YOUR INSTRUCTIONS
All of the material below is to be returned exactly.

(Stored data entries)
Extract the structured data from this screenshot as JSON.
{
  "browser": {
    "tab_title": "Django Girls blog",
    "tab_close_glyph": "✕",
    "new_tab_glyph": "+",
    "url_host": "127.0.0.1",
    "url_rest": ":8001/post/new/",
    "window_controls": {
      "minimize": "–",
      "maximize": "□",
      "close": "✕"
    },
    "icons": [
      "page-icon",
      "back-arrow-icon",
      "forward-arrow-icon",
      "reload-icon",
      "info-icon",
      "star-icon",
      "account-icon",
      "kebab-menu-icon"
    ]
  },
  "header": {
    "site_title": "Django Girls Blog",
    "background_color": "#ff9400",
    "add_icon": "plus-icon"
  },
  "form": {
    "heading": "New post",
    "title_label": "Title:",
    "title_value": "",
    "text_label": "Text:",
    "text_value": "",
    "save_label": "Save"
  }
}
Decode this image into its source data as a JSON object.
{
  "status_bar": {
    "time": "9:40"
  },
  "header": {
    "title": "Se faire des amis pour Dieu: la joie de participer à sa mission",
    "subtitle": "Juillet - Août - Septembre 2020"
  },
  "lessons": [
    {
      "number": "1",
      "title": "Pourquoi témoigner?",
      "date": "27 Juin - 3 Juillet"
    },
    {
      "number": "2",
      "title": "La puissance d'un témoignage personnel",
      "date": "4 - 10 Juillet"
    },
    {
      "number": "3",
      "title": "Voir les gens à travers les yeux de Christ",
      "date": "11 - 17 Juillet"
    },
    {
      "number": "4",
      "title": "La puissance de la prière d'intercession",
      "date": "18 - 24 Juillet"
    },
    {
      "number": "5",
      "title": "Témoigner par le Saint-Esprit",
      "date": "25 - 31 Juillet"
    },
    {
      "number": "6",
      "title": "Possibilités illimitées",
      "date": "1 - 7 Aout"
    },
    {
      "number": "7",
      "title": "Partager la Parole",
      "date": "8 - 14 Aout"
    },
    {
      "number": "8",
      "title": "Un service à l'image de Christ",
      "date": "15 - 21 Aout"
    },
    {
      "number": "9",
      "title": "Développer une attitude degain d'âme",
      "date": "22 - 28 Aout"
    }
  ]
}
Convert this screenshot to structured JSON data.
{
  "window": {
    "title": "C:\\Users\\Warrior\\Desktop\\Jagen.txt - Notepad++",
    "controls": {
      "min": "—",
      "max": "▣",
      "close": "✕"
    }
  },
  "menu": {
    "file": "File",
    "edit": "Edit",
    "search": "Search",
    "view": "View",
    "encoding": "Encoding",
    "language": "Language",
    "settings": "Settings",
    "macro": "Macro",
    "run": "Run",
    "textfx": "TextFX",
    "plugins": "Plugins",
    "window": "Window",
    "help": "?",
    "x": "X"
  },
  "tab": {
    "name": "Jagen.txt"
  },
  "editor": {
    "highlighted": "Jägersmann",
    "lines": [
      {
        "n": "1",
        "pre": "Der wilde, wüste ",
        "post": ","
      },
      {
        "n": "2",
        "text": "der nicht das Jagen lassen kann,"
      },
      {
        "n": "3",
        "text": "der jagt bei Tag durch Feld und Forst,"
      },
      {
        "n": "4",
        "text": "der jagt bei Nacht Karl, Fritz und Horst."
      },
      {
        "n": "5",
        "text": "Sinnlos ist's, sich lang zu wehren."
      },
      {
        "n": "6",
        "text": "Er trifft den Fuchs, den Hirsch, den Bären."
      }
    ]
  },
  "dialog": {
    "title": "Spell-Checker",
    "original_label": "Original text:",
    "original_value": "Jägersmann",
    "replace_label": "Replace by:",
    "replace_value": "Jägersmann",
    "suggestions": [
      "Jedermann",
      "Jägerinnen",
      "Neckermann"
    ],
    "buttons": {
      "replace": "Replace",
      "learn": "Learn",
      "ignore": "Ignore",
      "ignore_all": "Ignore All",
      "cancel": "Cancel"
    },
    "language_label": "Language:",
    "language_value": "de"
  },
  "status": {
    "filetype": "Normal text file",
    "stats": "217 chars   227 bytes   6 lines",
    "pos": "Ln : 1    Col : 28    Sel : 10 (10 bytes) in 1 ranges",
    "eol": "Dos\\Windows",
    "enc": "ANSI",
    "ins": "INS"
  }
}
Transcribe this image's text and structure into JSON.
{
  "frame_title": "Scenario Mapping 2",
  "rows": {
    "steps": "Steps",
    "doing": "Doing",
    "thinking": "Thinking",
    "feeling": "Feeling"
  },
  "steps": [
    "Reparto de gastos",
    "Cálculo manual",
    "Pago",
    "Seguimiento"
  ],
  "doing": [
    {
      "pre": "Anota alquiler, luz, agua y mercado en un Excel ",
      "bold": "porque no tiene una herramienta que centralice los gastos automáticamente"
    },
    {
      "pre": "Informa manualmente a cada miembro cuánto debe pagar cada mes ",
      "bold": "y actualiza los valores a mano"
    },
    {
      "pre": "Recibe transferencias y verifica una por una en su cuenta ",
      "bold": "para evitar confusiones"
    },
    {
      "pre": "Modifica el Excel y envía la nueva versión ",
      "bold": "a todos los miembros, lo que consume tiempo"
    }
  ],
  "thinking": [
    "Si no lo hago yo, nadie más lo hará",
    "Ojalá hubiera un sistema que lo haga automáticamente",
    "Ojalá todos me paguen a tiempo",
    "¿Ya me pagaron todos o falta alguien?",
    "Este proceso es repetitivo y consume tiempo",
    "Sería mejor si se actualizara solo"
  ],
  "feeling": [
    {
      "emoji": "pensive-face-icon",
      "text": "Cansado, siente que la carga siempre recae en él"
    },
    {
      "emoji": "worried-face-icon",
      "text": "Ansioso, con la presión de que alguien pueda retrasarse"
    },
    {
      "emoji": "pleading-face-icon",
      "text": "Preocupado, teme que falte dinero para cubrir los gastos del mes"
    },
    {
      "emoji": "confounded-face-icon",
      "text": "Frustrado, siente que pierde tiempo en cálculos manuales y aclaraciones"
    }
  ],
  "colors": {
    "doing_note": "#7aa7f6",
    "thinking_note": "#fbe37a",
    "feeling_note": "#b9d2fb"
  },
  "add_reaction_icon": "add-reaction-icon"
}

REPLY
Extract the structured data from this screenshot as JSON.
{
  "browser": {
    "tab_title": "Django Girls blog",
    "tab_close_glyph": "✕",
    "new_tab_glyph": "+",
    "url_host": "127.0.0.1",
    "url_rest": ":8001/post/new/",
    "window_controls": {
      "minimize": "–",
      "maximize": "□",
      "close": "✕"
    },
    "icons": [
      "page-icon",
      "back-arrow-icon",
      "forward-arrow-icon",
      "reload-icon",
      "info-icon",
      "star-icon",
      "account-icon",
      "kebab-menu-icon"
    ]
  },
  "header": {
    "site_title": "Django Girls Blog",
    "background_color": "#ff9400",
    "add_icon": "plus-icon"
  },
  "form": {
    "heading": "New post",
    "title_label": "Title:",
    "title_value": "",
    "text_label": "Text:",
    "text_value": "",
    "save_label": "Save"
  }
}
Decode this image into its source data as a JSON object.
{
  "status_bar": {
    "time": "9:40"
  },
  "header": {
    "title": "Se faire des amis pour Dieu: la joie de participer à sa mission",
    "subtitle": "Juillet - Août - Septembre 2020"
  },
  "lessons": [
    {
      "number": "1",
      "title": "Pourquoi témoigner?",
      "date": "27 Juin - 3 Juillet"
    },
    {
      "number": "2",
      "title": "La puissance d'un témoignage personnel",
      "date": "4 - 10 Juillet"
    },
    {
      "number": "3",
      "title": "Voir les gens à travers les yeux de Christ",
      "date": "11 - 17 Juillet"
    },
    {
      "number": "4",
      "title": "La puissance de la prière d'intercession",
      "date": "18 - 24 Juillet"
    },
    {
      "number": "5",
      "title": "Témoigner par le Saint-Esprit",
      "date": "25 - 31 Juillet"
    },
    {
      "number": "6",
      "title": "Possibilités illimitées",
      "date": "1 - 7 Aout"
    },
    {
      "number": "7",
      "title": "Partager la Parole",
      "date": "8 - 14 Aout"
    },
    {
      "number": "8",
      "title": "Un service à l'image de Christ",
      "date": "15 - 21 Aout"
    },
    {
      "number": "9",
      "title": "Développer une attitude degain d'âme",
      "date": "22 - 28 Aout"
    }
  ]
}
Convert this screenshot to structured JSON data.
{
  "window": {
    "title": "C:\\Users\\Warrior\\Desktop\\Jagen.txt - Notepad++",
    "controls": {
      "min": "—",
      "max": "▣",
      "close": "✕"
    }
  },
  "menu": {
    "file": "File",
    "edit": "Edit",
    "search": "Search",
    "view": "View",
    "encoding": "Encoding",
    "language": "Language",
    "settings": "Settings",
    "macro": "Macro",
    "run": "Run",
    "textfx": "TextFX",
    "plugins": "Plugins",
    "window": "Window",
    "help": "?",
    "x": "X"
  },
  "tab": {
    "name": "Jagen.txt"
  },
  "editor": {
    "highlighted": "Jägersmann",
    "lines": [
      {
        "n": "1",
        "pre": "Der wilde, wüste ",
        "post": ","
      },
      {
        "n": "2",
        "text": "der nicht das Jagen lassen kann,"
      },
      {
        "n": "3",
        "text": "der jagt bei Tag durch Feld und Forst,"
      },
      {
        "n": "4",
        "text": "der jagt bei Nacht Karl, Fritz und Horst."
      },
      {
        "n": "5",
        "text": "Sinnlos ist's, sich lang zu wehren."
      },
      {
        "n": "6",
        "text": "Er trifft den Fuchs, den Hirsch, den Bären."
      }
    ]
  },
  "dialog": {
    "title": "Spell-Checker",
    "original_label": "Original text:",
    "original_value": "Jägersmann",
    "replace_label": "Replace by:",
    "replace_value": "Jägersmann",
    "suggestions": [
      "Jedermann",
      "Jägerinnen",
      "Neckermann"
    ],
    "buttons": {
      "replace": "Replace",
      "learn": "Learn",
      "ignore": "Ignore",
      "ignore_all": "Ignore All",
      "cancel": "Cancel"
    },
    "language_label": "Language:",
    "language_value": "de"
  },
  "status": {
    "filetype": "Normal text file",
    "stats": "217 chars   227 bytes   6 lines",
    "pos": "Ln : 1    Col : 28    Sel : 10 (10 bytes) in 1 ranges",
    "eol": "Dos\\Windows",
    "enc": "ANSI",
    "ins": "INS"
  }
}
Transcribe this image's text and structure into JSON.
{
  "frame_title": "Scenario Mapping 2",
  "rows": {
    "steps": "Steps",
    "doing": "Doing",
    "thinking": "Thinking",
    "feeling": "Feeling"
  },
  "steps": [
    "Reparto de gastos",
    "Cálculo manual",
    "Pago",
    "Seguimiento"
  ],
  "doing": [
    {
      "pre": "Anota alquiler, luz, agua y mercado en un Excel ",
      "bold": "porque no tiene una herramienta que centralice los gastos automáticamente"
    },
    {
      "pre": "Informa manualmente a cada miembro cuánto debe pagar cada mes ",
      "bold": "y actualiza los valores a mano"
    },
    {
      "pre": "Recibe transferencias y verifica una por una en su cuenta ",
      "bold": "para evitar confusiones"
    },
    {
      "pre": "Modifica el Excel y envía la nueva versión ",
      "bold": "a todos los miembros, lo que consume tiempo"
    }
  ],
  "thinking": [
    "Si no lo hago yo, nadie más lo hará",
    "Ojalá hubiera un sistema que lo haga automáticamente",
    "Ojalá todos me paguen a tiempo",
    "¿Ya me pagaron todos o falta alguien?",
    "Este proceso es repetitivo y consume tiempo",
    "Sería mejor si se actualizara solo"
  ],
  "feeling": [
    {
      "emoji": "pensive-face-icon",
      "text": "Cansado, siente que la carga siempre recae en él"
    },
    {
      "emoji": "worried-face-icon",
      "text": "Ansioso, con la presión de que alguien pueda retrasarse"
    },
    {
      "emoji": "pleading-face-icon",
      "text": "Preocupado, teme que falte dinero para cubrir los gastos del mes"
    },
    {
      "emoji": "confounded-face-icon",
      "text": "Frustrado, siente que pierde tiempo en cálculos manuales y aclaraciones"
    }
  ],
  "colors": {
    "doing_note": "#7aa7f6",
    "thinking_note": "#fbe37a",
    "feeling_note": "#b9d2fb"
  },
  "add_reaction_icon": "add-reaction-icon"
}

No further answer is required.